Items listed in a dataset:
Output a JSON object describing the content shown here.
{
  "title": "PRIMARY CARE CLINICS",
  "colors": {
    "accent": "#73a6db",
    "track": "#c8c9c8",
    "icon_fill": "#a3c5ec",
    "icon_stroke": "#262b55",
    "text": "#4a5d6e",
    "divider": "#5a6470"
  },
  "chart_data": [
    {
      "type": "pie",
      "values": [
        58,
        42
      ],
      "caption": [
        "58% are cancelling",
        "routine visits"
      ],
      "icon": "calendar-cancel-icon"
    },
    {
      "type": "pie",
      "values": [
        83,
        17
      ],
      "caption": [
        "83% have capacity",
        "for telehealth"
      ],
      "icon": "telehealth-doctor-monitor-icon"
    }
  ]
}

Goal: Print the material above once more, exactly.

Answer to the exercise:
Output a JSON object describing the content shown here.
{
  "title": "PRIMARY CARE CLINICS",
  "colors": {
    "accent": "#73a6db",
    "track": "#c8c9c8",
    "icon_fill": "#a3c5ec",
    "icon_stroke": "#262b55",
    "text": "#4a5d6e",
    "divider": "#5a6470"
  },
  "chart_data": [
    {
      "type": "pie",
      "values": [
        58,
        42
      ],
      "caption": [
        "58% are cancelling",
        "routine visits"
      ],
      "icon": "calendar-cancel-icon"
    },
    {
      "type": "pie",
      "values": [
        83,
        17
      ],
      "caption": [
        "83% have capacity",
        "for telehealth"
      ],
      "icon": "telehealth-doctor-monitor-icon"
    }
  ]
}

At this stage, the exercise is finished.